_Work task_
Your reply should repeat all records verbatim and contain no images.

====== Records provided ======

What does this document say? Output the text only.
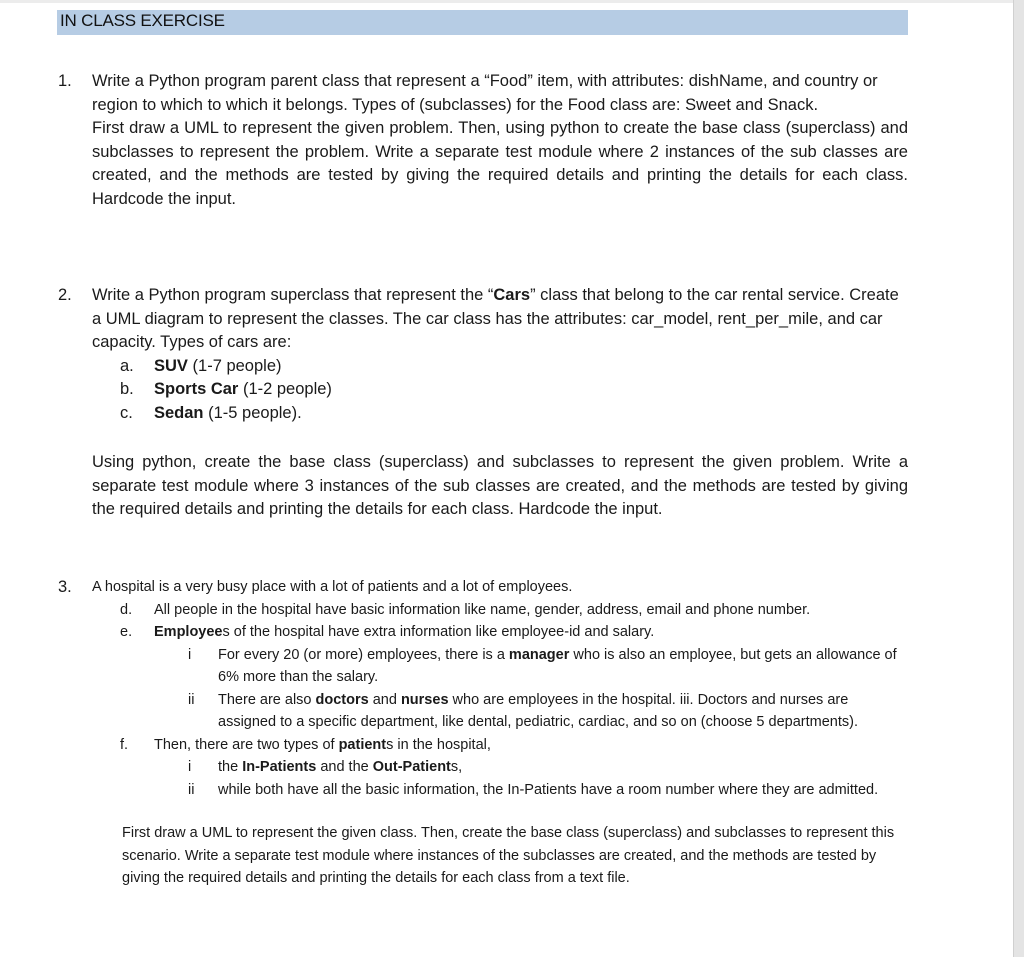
IN CLASS EXERCISE
1.	Write a Python program parent class that represent a “Food” item, with attributes: dishName, and country or region to which to which it belongs. Types of (subclasses) for the Food class are: Sweet and Snack.

First draw a UML to represent the given problem. Then, using python to create the base class (superclass) and subclasses to represent the problem. Write a separate test module where 2 instances of the sub classes are created, and the methods are tested by giving the required details and printing the details for each class. Hardcode the input.

2.	Write a Python program superclass that represent the “Cars” class that belong to the car rental service. Create a UML diagram to represent the classes. The car class has the attributes: car_model, rent_per_mile, and car capacity. Types of cars are:

a. SUV (1-7 people)
b. Sports Car (1-2 people)
c. Sedan (1-5 people).

Using python, create the base class (superclass) and subclasses to represent the given problem. Write a separate test module where 3 instances of the sub classes are created, and the methods are tested by giving the required details and printing the details for each class. Hardcode the input.

3.	A hospital is a very busy place with a lot of patients and a lot of employees.

d. All people in the hospital have basic information like name, gender, address, email and phone number.
e. Employees of the hospital have extra information like employee-id and salary.
i For every 20 (or more) employees, there is a manager who is also an employee, but gets an allowance of 6% more than the salary.
ii There are also doctors and nurses who are employees in the hospital. iii. Doctors and nurses are assigned to a specific department, like dental, pediatric, cardiac, and so on (choose 5 departments).
f. Then, there are two types of patients in the hospital,
i the In-Patients and the Out-Patients,
ii while both have all the basic information, the In-Patients have a room number where they are admitted.

First draw a UML to represent the given class. Then, create the base class (superclass) and subclasses to represent this scenario. Write a separate test module where instances of the subclasses are created, and the methods are tested by giving the required details and printing the details for each class from a text file.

======

_Answer to this problem_
What does this document say? Output the text only.
IN CLASS EXERCISE
1.	Write a Python program parent class that represent a “Food” item, with attributes: dishName, and country or region to which to which it belongs. Types of (subclasses) for the Food class are: Sweet and Snack.

First draw a UML to represent the given problem. Then, using python to create the base class (superclass) and subclasses to represent the problem. Write a separate test module where 2 instances of the sub classes are created, and the methods are tested by giving the required details and printing the details for each class. Hardcode the input.

2.	Write a Python program superclass that represent the “Cars” class that belong to the car rental service. Create a UML diagram to represent the classes. The car class has the attributes: car_model, rent_per_mile, and car capacity. Types of cars are:

a. SUV (1-7 people)
b. Sports Car (1-2 people)
c. Sedan (1-5 people).

Using python, create the base class (superclass) and subclasses to represent the given problem. Write a separate test module where 3 instances of the sub classes are created, and the methods are tested by giving the required details and printing the details for each class. Hardcode the input.

3.	A hospital is a very busy place with a lot of patients and a lot of employees.

d. All people in the hospital have basic information like name, gender, address, email and phone number.
e. Employees of the hospital have extra information like employee-id and salary.
i For every 20 (or more) employees, there is a manager who is also an employee, but gets an allowance of 6% more than the salary.
ii There are also doctors and nurses who are employees in the hospital. iii. Doctors and nurses are assigned to a specific department, like dental, pediatric, cardiac, and so on (choose 5 departments).
f. Then, there are two types of patients in the hospital,
i the In-Patients and the Out-Patients,
ii while both have all the basic information, the In-Patients have a room number where they are admitted.

First draw a UML to represent the given class. Then, create the base class (superclass) and subclasses to represent this scenario. Write a separate test module where instances of the subclasses are created, and the methods are tested by giving the required details and printing the details for each class from a text file.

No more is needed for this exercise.